# RECORDS PROVIDED
>> BEGIN

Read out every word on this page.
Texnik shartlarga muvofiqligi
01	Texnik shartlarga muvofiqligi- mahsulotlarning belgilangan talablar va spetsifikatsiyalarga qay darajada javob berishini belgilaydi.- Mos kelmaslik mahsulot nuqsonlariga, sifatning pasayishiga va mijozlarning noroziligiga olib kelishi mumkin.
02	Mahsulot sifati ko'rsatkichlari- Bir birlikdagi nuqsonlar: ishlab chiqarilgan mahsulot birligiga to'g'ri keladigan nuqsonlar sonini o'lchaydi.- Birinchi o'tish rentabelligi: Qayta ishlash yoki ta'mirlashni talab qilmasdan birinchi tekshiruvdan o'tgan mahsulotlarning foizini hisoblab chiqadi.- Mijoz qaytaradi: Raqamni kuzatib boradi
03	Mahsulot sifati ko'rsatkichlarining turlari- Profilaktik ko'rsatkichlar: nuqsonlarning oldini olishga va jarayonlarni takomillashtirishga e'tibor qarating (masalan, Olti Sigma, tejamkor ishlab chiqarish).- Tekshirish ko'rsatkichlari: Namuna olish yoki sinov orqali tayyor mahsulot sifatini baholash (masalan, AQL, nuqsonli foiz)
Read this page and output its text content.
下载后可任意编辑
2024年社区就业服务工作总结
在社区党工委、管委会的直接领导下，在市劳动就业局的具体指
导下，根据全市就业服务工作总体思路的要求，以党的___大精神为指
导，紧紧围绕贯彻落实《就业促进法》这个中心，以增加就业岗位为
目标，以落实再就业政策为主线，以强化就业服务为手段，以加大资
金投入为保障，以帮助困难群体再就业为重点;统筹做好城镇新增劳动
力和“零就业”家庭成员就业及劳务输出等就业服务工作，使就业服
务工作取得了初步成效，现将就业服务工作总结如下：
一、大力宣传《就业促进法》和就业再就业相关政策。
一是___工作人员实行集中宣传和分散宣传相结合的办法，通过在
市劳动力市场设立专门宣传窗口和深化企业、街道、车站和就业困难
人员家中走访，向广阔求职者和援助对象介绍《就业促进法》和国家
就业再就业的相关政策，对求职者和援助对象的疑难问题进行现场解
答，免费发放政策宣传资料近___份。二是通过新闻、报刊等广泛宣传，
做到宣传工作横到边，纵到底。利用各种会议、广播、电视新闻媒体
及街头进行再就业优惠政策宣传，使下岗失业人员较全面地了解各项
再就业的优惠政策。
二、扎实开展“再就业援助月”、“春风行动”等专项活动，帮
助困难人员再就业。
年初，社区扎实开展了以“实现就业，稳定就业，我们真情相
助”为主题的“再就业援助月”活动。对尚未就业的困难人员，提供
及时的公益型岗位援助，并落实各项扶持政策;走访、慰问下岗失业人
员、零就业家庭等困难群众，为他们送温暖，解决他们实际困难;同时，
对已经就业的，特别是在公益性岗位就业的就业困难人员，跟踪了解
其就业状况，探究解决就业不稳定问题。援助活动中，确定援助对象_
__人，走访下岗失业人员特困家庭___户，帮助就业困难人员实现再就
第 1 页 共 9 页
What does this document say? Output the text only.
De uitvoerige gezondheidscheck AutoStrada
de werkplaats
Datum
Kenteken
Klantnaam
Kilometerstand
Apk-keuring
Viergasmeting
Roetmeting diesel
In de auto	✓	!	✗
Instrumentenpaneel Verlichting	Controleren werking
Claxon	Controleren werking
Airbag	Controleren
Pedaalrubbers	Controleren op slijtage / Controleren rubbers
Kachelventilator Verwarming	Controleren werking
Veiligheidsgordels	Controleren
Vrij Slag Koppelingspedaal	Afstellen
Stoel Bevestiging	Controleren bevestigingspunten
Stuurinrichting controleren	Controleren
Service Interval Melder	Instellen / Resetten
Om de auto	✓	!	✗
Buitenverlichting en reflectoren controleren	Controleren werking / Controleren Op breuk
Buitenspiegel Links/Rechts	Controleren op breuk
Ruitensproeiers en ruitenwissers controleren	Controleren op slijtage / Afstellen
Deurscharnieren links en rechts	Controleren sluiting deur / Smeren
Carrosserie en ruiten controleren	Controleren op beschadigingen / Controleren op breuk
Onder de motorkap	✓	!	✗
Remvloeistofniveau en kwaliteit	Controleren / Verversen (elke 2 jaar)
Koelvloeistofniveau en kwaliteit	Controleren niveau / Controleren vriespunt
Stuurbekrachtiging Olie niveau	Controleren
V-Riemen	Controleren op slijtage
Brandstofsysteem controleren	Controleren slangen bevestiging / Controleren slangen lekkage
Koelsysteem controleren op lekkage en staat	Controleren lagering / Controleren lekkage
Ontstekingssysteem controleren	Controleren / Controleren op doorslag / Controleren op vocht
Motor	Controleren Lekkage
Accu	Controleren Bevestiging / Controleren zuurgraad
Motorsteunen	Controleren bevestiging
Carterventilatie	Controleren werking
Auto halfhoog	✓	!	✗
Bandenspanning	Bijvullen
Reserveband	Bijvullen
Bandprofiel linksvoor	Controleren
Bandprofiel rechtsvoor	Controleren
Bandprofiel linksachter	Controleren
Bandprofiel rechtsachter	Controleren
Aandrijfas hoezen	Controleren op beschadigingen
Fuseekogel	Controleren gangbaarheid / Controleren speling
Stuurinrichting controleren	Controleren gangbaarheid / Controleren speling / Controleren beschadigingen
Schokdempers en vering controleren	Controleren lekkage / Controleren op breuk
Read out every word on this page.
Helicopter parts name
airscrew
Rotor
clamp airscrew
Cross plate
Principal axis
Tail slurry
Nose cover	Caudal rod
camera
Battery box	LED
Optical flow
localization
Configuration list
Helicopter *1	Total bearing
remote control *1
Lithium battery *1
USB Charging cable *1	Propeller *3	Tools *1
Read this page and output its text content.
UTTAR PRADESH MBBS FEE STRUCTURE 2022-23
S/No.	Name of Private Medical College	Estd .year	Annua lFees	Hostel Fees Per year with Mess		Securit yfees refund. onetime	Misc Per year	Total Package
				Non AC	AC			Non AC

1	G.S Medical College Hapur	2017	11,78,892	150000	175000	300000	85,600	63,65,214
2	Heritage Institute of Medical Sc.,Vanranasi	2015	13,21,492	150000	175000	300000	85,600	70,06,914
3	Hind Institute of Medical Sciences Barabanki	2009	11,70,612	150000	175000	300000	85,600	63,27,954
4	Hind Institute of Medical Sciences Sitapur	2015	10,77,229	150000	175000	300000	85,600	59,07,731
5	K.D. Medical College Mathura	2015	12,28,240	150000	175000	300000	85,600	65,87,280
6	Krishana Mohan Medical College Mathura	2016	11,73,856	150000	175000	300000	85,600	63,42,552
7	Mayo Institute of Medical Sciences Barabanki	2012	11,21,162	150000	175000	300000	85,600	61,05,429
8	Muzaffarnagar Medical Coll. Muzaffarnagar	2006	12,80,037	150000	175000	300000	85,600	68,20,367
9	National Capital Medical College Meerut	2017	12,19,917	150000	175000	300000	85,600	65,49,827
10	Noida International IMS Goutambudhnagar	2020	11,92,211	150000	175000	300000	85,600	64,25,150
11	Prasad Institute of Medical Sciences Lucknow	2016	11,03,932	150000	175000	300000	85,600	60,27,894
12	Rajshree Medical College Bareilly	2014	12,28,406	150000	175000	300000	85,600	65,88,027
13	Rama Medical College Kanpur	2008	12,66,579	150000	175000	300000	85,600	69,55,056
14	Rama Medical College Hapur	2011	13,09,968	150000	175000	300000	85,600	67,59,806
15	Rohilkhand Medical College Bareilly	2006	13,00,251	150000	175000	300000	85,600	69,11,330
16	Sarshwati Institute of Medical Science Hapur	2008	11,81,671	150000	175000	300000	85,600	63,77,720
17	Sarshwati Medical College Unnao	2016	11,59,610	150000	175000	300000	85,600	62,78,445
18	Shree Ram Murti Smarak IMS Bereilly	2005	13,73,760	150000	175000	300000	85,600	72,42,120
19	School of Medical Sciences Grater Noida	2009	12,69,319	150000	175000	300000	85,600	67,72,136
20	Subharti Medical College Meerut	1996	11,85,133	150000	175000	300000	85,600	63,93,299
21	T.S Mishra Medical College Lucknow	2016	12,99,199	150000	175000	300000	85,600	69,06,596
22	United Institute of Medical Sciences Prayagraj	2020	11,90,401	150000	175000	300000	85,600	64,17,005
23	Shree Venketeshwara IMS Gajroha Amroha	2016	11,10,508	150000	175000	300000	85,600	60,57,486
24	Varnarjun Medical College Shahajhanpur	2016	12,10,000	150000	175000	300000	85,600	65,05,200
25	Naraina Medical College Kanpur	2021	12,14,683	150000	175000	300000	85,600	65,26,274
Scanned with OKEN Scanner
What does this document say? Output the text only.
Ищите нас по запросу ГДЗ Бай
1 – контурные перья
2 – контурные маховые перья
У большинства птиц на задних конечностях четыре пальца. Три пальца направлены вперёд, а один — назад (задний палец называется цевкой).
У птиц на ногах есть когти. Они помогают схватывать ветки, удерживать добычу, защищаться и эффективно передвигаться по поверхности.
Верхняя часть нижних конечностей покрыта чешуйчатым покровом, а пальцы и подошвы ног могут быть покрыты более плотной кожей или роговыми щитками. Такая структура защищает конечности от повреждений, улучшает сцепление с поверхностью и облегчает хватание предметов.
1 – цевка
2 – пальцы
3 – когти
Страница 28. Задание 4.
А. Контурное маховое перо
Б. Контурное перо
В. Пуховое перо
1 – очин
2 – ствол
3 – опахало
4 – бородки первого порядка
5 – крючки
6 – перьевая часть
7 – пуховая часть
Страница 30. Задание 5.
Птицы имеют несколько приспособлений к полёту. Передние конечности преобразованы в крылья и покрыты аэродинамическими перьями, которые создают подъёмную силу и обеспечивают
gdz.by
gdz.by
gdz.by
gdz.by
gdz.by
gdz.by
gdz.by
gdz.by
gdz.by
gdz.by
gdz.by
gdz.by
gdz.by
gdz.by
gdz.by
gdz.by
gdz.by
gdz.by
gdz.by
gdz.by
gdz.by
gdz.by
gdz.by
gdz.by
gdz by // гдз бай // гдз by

>> END

# TASK DIRECTIONS
Check each line of the records for the word "Kanpur" and extract those that contain it.

# SOLUTION FOR THIS TASK
13	Rama Medical College Kanpur	2008	12,66,579	150000	175000	300000	85,600	69,55,056
25	Naraina Medical College Kanpur	2021	12,14,683	150000	175000	300000	85,600	65,26,274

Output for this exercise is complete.